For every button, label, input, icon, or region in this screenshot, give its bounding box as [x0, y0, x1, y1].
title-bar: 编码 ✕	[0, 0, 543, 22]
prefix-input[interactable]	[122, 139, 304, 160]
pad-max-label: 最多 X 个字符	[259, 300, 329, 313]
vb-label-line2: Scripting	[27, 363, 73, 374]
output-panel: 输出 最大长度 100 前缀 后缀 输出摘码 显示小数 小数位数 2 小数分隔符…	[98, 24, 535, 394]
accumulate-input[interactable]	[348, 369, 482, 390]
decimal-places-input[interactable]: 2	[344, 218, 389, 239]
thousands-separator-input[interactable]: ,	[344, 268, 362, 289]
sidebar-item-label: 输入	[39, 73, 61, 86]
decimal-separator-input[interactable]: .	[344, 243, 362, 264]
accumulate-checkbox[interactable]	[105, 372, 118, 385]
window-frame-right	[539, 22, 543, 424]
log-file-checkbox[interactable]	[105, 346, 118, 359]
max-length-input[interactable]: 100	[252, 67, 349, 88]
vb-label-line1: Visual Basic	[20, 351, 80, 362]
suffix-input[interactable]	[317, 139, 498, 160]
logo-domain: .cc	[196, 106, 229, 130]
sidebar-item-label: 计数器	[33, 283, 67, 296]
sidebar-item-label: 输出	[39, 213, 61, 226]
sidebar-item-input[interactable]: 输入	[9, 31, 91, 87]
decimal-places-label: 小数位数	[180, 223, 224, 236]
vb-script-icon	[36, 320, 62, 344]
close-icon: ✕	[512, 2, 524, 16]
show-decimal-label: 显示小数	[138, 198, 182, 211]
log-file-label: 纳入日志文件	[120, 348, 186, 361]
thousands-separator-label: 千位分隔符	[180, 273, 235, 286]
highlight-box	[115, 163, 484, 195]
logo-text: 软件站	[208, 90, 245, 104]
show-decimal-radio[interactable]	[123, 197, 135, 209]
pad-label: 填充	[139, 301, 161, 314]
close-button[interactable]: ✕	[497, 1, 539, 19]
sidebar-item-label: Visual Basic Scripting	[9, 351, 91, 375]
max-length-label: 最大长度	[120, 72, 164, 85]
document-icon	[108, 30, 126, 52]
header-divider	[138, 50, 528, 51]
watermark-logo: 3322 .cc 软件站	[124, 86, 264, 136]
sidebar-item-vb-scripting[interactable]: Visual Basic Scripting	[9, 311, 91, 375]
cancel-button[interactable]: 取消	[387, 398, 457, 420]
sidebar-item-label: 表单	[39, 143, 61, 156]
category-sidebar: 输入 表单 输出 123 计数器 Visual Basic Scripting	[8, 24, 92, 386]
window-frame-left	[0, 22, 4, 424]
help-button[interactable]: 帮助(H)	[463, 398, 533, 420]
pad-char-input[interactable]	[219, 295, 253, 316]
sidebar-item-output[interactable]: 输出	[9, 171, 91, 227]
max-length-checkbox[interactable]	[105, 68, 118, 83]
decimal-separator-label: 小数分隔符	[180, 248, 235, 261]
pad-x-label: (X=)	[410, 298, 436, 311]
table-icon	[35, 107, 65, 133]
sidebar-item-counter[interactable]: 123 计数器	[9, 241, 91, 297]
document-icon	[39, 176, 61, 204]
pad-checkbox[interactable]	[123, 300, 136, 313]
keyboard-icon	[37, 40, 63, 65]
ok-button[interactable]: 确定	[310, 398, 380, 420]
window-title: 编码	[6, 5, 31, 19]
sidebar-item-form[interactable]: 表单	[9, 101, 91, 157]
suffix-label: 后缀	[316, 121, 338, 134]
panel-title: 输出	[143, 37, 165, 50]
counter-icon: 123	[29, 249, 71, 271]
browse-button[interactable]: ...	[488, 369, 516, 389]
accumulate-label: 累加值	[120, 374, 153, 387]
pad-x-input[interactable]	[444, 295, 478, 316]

————

Task details – Please write out every line of the records above word for word, with nothing changed.

Task result –
For every button, label, input, icon, or region in this screenshot, give its bounding box as [x0, y0, x1, y1].
title-bar: 编码 ✕	[0, 0, 543, 22]
prefix-input[interactable]	[122, 139, 304, 160]
pad-max-label: 最多 X 个字符	[259, 300, 329, 313]
vb-label-line2: Scripting	[27, 363, 73, 374]
output-panel: 输出 最大长度 100 前缀 后缀 输出摘码 显示小数 小数位数 2 小数分隔符…	[98, 24, 535, 394]
accumulate-input[interactable]	[348, 369, 482, 390]
decimal-places-input[interactable]: 2	[344, 218, 389, 239]
thousands-separator-input[interactable]: ,	[344, 268, 362, 289]
sidebar-item-label: 输入	[39, 73, 61, 86]
decimal-separator-input[interactable]: .	[344, 243, 362, 264]
accumulate-checkbox[interactable]	[105, 372, 118, 385]
window-frame-right	[539, 22, 543, 424]
log-file-checkbox[interactable]	[105, 346, 118, 359]
max-length-input[interactable]: 100	[252, 67, 349, 88]
vb-label-line1: Visual Basic	[20, 351, 80, 362]
suffix-input[interactable]	[317, 139, 498, 160]
logo-domain: .cc	[196, 106, 229, 130]
sidebar-item-label: 计数器	[33, 283, 67, 296]
sidebar-item-label: 输出	[39, 213, 61, 226]
sidebar-item-input[interactable]: 输入	[9, 31, 91, 87]
decimal-places-label: 小数位数	[180, 223, 224, 236]
vb-script-icon	[36, 320, 62, 344]
close-icon: ✕	[512, 2, 524, 16]
show-decimal-label: 显示小数	[138, 198, 182, 211]
log-file-label: 纳入日志文件	[120, 348, 186, 361]
thousands-separator-label: 千位分隔符	[180, 273, 235, 286]
highlight-box	[115, 163, 484, 195]
logo-text: 软件站	[208, 90, 245, 104]
show-decimal-radio[interactable]	[123, 197, 135, 209]
pad-label: 填充	[139, 301, 161, 314]
close-button[interactable]: ✕	[497, 1, 539, 19]
sidebar-item-label: Visual Basic Scripting	[9, 351, 91, 375]
max-length-label: 最大长度	[120, 72, 164, 85]
document-icon	[108, 30, 126, 52]
header-divider	[138, 50, 528, 51]
watermark-logo: 3322 .cc 软件站	[124, 86, 264, 136]
sidebar-item-vb-scripting[interactable]: Visual Basic Scripting	[9, 311, 91, 375]
cancel-button[interactable]: 取消	[387, 398, 457, 420]
sidebar-item-label: 表单	[39, 143, 61, 156]
category-sidebar: 输入 表单 输出 123 计数器 Visual Basic Scripting	[8, 24, 92, 386]
window-frame-left	[0, 22, 4, 424]
help-button[interactable]: 帮助(H)	[463, 398, 533, 420]
pad-char-input[interactable]	[219, 295, 253, 316]
sidebar-item-output[interactable]: 输出	[9, 171, 91, 227]
max-length-checkbox[interactable]	[105, 68, 118, 83]
decimal-separator-label: 小数分隔符	[180, 248, 235, 261]
pad-x-label: (X=)	[410, 298, 436, 311]
table-icon	[35, 107, 65, 133]
sidebar-item-counter[interactable]: 123 计数器	[9, 241, 91, 297]
document-icon	[39, 176, 61, 204]
pad-checkbox[interactable]	[123, 300, 136, 313]
keyboard-icon	[37, 40, 63, 65]
ok-button[interactable]: 确定	[310, 398, 380, 420]
window-title: 编码	[6, 5, 31, 19]
sidebar-item-form[interactable]: 表单	[9, 101, 91, 157]
suffix-label: 后缀	[316, 121, 338, 134]
panel-title: 输出	[143, 37, 165, 50]
counter-icon: 123	[29, 249, 71, 271]
browse-button[interactable]: ...	[488, 369, 516, 389]
accumulate-label: 累加值	[120, 374, 153, 387]
pad-x-input[interactable]	[444, 295, 478, 316]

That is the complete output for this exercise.